TASK STATEMENT: Across the entries below, how many lines contain the string "factor"? Give only the count.

INPUT FOR THIS TASK:
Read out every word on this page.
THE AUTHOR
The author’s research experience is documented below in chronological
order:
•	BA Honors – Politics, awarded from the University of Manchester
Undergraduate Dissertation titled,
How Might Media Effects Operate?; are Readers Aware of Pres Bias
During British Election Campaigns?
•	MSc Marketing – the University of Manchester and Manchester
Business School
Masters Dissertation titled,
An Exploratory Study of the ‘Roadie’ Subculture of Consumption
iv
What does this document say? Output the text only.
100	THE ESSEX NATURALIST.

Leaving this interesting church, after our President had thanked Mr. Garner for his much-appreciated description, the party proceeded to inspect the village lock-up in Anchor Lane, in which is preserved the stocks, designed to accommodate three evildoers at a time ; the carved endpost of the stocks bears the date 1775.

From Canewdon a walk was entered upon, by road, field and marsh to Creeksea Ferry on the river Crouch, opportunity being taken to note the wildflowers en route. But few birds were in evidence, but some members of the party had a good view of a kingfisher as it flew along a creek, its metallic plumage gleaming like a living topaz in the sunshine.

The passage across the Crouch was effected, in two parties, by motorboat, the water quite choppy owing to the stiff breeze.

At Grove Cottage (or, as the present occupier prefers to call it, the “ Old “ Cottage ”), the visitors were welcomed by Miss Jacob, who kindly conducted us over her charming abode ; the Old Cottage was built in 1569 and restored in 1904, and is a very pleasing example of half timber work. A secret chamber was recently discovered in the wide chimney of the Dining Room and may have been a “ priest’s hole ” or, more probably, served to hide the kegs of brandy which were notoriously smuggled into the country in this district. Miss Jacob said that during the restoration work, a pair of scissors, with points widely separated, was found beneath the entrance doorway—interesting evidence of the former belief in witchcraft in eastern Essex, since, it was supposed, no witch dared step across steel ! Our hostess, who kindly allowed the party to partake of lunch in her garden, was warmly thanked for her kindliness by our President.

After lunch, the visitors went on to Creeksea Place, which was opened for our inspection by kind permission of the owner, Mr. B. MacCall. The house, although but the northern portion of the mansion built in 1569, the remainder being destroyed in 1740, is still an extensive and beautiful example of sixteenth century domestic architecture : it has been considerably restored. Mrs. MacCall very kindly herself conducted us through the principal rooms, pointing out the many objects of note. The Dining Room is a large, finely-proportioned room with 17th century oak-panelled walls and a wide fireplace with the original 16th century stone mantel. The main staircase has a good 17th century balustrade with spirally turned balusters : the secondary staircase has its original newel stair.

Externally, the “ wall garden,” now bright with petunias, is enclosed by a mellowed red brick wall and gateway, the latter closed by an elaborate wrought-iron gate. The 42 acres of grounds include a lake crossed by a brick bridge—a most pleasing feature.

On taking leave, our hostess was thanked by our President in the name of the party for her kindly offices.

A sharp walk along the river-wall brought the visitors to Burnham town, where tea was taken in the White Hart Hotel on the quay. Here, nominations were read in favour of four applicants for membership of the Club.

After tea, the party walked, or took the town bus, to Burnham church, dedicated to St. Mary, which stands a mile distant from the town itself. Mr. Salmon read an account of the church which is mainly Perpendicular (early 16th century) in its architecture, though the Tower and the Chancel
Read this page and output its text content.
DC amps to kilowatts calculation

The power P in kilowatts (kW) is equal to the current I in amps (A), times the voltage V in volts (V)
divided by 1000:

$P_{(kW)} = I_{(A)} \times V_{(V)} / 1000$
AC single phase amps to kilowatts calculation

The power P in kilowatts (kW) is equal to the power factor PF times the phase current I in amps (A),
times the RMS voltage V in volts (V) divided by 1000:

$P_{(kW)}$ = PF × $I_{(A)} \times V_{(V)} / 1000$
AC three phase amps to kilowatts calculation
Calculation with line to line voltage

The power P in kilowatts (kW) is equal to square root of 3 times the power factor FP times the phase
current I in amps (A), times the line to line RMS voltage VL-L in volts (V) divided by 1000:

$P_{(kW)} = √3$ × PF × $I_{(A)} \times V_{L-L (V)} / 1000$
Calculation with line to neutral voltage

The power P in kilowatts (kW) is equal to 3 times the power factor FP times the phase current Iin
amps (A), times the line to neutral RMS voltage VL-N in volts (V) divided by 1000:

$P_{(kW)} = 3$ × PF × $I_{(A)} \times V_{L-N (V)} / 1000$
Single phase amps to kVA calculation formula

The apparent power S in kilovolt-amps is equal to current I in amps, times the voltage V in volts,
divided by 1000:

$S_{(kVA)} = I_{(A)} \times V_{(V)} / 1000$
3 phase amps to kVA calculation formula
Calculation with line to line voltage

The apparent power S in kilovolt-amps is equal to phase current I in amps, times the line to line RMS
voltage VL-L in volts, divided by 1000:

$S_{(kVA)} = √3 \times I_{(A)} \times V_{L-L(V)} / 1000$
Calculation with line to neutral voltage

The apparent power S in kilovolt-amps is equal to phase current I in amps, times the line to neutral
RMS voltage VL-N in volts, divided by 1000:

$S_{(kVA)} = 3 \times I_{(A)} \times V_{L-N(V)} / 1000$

ANSWER TO THE PROBLEM: 3